**WHAT THE TASK REQUIRES**
Below are records; count the lines that contain "label" and give only the total.

**RECORDS**
━━━━━━━━━━━━━━━━━━━━━━━━━━━━━━

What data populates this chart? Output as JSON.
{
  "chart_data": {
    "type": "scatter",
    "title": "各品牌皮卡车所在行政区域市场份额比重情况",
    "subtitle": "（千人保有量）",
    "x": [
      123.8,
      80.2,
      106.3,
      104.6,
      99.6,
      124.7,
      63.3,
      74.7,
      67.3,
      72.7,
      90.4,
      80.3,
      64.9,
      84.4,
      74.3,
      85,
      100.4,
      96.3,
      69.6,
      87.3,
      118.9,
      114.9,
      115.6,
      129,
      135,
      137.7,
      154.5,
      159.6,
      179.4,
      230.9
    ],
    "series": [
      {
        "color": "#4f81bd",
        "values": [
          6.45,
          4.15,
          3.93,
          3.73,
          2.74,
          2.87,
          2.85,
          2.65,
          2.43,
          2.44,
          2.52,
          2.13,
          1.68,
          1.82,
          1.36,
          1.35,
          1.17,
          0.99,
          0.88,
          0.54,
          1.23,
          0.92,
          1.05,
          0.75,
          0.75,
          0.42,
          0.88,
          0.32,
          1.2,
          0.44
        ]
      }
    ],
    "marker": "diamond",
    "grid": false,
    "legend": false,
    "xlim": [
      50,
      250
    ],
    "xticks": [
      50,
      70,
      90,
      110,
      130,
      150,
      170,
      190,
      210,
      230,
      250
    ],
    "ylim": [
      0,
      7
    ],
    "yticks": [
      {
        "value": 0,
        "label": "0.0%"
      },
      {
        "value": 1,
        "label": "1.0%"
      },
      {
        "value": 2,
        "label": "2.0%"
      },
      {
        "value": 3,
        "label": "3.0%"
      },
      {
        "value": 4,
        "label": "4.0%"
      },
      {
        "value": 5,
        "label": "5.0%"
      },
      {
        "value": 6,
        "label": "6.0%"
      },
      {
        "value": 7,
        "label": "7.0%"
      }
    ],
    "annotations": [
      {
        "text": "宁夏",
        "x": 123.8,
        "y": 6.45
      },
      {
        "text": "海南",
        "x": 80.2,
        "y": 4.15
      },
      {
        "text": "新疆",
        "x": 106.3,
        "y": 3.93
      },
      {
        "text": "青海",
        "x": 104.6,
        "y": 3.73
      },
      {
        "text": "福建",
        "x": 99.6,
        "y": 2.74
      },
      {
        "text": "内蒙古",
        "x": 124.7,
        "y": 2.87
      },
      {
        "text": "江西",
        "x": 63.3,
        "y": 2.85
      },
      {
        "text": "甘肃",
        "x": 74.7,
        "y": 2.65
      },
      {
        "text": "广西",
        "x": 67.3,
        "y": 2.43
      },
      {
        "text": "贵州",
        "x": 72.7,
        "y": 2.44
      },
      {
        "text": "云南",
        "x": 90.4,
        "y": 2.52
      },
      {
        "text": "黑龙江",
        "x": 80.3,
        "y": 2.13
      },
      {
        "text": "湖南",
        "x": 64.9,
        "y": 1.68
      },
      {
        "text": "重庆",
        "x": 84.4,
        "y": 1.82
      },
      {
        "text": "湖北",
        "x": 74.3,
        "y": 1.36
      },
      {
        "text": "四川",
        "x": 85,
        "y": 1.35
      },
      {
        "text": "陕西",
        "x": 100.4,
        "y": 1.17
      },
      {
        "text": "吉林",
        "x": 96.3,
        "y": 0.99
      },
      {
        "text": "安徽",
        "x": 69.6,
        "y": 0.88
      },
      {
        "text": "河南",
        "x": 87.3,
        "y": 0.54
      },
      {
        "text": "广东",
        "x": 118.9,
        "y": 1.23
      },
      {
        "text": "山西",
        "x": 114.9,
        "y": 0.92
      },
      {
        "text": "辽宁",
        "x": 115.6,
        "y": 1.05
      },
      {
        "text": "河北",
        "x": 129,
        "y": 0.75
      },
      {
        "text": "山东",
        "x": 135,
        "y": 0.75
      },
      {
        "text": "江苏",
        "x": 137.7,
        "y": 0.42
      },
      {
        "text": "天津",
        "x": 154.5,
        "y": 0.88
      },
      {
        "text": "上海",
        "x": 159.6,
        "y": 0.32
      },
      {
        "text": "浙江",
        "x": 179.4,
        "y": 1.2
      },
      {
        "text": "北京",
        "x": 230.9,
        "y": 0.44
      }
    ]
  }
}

━━━━━━━━━━━━━━━━━━━━━━━━━━━━━━

**ANSWER TO THIS PROBLEM**
8